**Stored items from a collection**

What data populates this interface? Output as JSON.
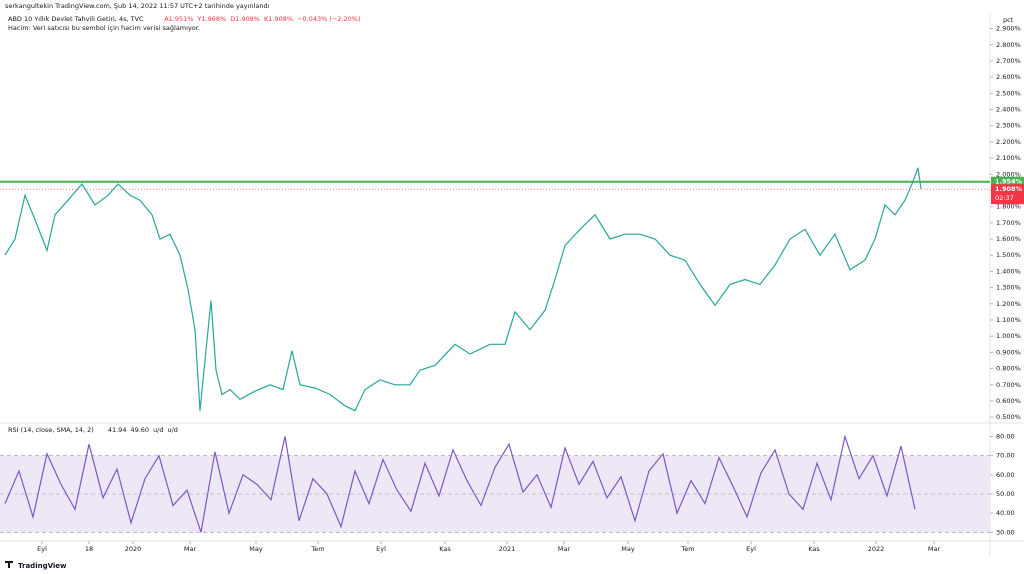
{
  "header": "serkangultekin TradingView.com, Şub 14, 2022 11:57 UTC+2 tarihinde yayınlandı",
  "footer": "TradingView",
  "chart_data": [
    {
      "type": "line",
      "title": "ABD 10 Yıllık Devlet Tahvili Getiri, 4s, TVC",
      "ohlc": [
        "A1.951%",
        "Y1.968%",
        "D1.908%",
        "K1.908%"
      ],
      "change": "−0.043% (−2.20%)",
      "subtitle": "Hacim: Veri satıcısı bu sembol için hacim verisi sağlamıyor.",
      "ylabel": "pct",
      "color": "#26a69a",
      "x": [
        5,
        15,
        25,
        35,
        47,
        55,
        68,
        82,
        95,
        108,
        118,
        130,
        140,
        152,
        160,
        170,
        180,
        188,
        195,
        200,
        205,
        211,
        216,
        222,
        230,
        240,
        255,
        270,
        283,
        292,
        300,
        315,
        330,
        345,
        355,
        365,
        380,
        395,
        410,
        420,
        435,
        455,
        470,
        490,
        505,
        515,
        530,
        545,
        555,
        565,
        580,
        595,
        610,
        625,
        640,
        655,
        670,
        685,
        700,
        715,
        730,
        745,
        760,
        775,
        790,
        805,
        820,
        835,
        850,
        865,
        875,
        885,
        895,
        905,
        912,
        918,
        921
      ],
      "values": [
        1.5,
        1.6,
        1.87,
        1.72,
        1.53,
        1.75,
        1.84,
        1.94,
        1.81,
        1.87,
        1.94,
        1.87,
        1.84,
        1.75,
        1.6,
        1.63,
        1.5,
        1.29,
        1.04,
        0.54,
        0.85,
        1.22,
        0.79,
        0.64,
        0.67,
        0.61,
        0.66,
        0.7,
        0.67,
        0.91,
        0.7,
        0.68,
        0.64,
        0.57,
        0.54,
        0.67,
        0.73,
        0.7,
        0.7,
        0.79,
        0.82,
        0.95,
        0.89,
        0.95,
        0.95,
        1.15,
        1.04,
        1.16,
        1.35,
        1.56,
        1.66,
        1.75,
        1.6,
        1.63,
        1.63,
        1.6,
        1.5,
        1.47,
        1.32,
        1.19,
        1.32,
        1.35,
        1.32,
        1.44,
        1.6,
        1.66,
        1.5,
        1.63,
        1.41,
        1.47,
        1.6,
        1.81,
        1.75,
        1.84,
        1.94,
        2.04,
        1.908
      ],
      "xlim": [
        0,
        990
      ],
      "ylim": [
        0.47,
        2.99
      ],
      "yticks": [
        {
          "value": 0.5,
          "label": "0.500%"
        },
        {
          "value": 0.6,
          "label": "0.600%"
        },
        {
          "value": 0.7,
          "label": "0.700%"
        },
        {
          "value": 0.8,
          "label": "0.800%"
        },
        {
          "value": 0.9,
          "label": "0.900%"
        },
        {
          "value": 1.0,
          "label": "1.000%"
        },
        {
          "value": 1.1,
          "label": "1.100%"
        },
        {
          "value": 1.2,
          "label": "1.200%"
        },
        {
          "value": 1.3,
          "label": "1.300%"
        },
        {
          "value": 1.4,
          "label": "1.400%"
        },
        {
          "value": 1.5,
          "label": "1.500%"
        },
        {
          "value": 1.6,
          "label": "1.600%"
        },
        {
          "value": 1.7,
          "label": "1.700%"
        },
        {
          "value": 1.8,
          "label": "1.800%"
        },
        {
          "value": 1.9,
          "label": "1.900%"
        },
        {
          "value": 2.0,
          "label": "2.000%"
        },
        {
          "value": 2.1,
          "label": "2.100%"
        },
        {
          "value": 2.2,
          "label": "2.200%"
        },
        {
          "value": 2.3,
          "label": "2.300%"
        },
        {
          "value": 2.4,
          "label": "2.400%"
        },
        {
          "value": 2.5,
          "label": "2.500%"
        },
        {
          "value": 2.6,
          "label": "2.600%"
        },
        {
          "value": 2.7,
          "label": "2.700%"
        },
        {
          "value": 2.8,
          "label": "2.800%"
        },
        {
          "value": 2.9,
          "label": "2.900%"
        }
      ],
      "hline": {
        "value": 1.954,
        "label": "1.954%",
        "color": "#4caf50"
      },
      "last": {
        "value": 1.908,
        "label": "1.908%",
        "countdown": "02:37",
        "color": "#f23645"
      }
    },
    {
      "type": "line",
      "title": "RSI (14, close, SMA, 14, 2)",
      "legend_values": [
        "41.94",
        "49.60",
        "u/d",
        "u/d"
      ],
      "color": "#7e57c2",
      "band_color": "#ede7f6",
      "x": [
        5,
        19,
        33,
        47,
        61,
        75,
        89,
        103,
        117,
        131,
        145,
        159,
        173,
        187,
        201,
        215,
        229,
        243,
        257,
        271,
        285,
        299,
        313,
        327,
        341,
        355,
        369,
        383,
        397,
        411,
        425,
        439,
        453,
        467,
        481,
        495,
        509,
        523,
        537,
        551,
        565,
        579,
        593,
        607,
        621,
        635,
        649,
        663,
        677,
        691,
        705,
        719,
        733,
        747,
        761,
        775,
        789,
        803,
        817,
        831,
        845,
        859,
        873,
        887,
        901,
        915
      ],
      "values": [
        45,
        62,
        38,
        71,
        55,
        42,
        76,
        48,
        63,
        35,
        58,
        70,
        44,
        52,
        30,
        72,
        40,
        60,
        55,
        47,
        80,
        36,
        58,
        50,
        33,
        62,
        45,
        68,
        52,
        41,
        66,
        49,
        73,
        57,
        44,
        64,
        76,
        51,
        60,
        43,
        74,
        55,
        67,
        48,
        59,
        36,
        62,
        71,
        40,
        57,
        45,
        69,
        54,
        38,
        61,
        73,
        50,
        42,
        66,
        47,
        80,
        58,
        70,
        49,
        75,
        42
      ],
      "levels": [
        30,
        50,
        70
      ],
      "xlim": [
        0,
        990
      ],
      "ylim": [
        26,
        86
      ],
      "yticks": [
        {
          "value": 30,
          "label": "30.00"
        },
        {
          "value": 40,
          "label": "40.00"
        },
        {
          "value": 50,
          "label": "50.00"
        },
        {
          "value": 60,
          "label": "60.00"
        },
        {
          "value": 70,
          "label": "70.00"
        },
        {
          "value": 80,
          "label": "80.00"
        }
      ],
      "xticks": [
        {
          "value": 42,
          "label": "Eyl"
        },
        {
          "value": 89,
          "label": "18"
        },
        {
          "value": 133,
          "label": "2020"
        },
        {
          "value": 190,
          "label": "Mar"
        },
        {
          "value": 256,
          "label": "May"
        },
        {
          "value": 318,
          "label": "Tem"
        },
        {
          "value": 381,
          "label": "Eyl"
        },
        {
          "value": 445,
          "label": "Kas"
        },
        {
          "value": 507,
          "label": "2021"
        },
        {
          "value": 564,
          "label": "Mar"
        },
        {
          "value": 628,
          "label": "May"
        },
        {
          "value": 688,
          "label": "Tem"
        },
        {
          "value": 751,
          "label": "Eyl"
        },
        {
          "value": 814,
          "label": "Kas"
        },
        {
          "value": 876,
          "label": "2022"
        },
        {
          "value": 934,
          "label": "Mar"
        }
      ]
    }
  ]
}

**Aim**
Which lines hold the word "TradingView"? Copy each of them from the records.

**Answer to the exercise**
  "header": "serkangultekin TradingView.com, Şub 14, 2022 11:57 UTC+2 tarihinde yayınlandı",
  "footer": "TradingView",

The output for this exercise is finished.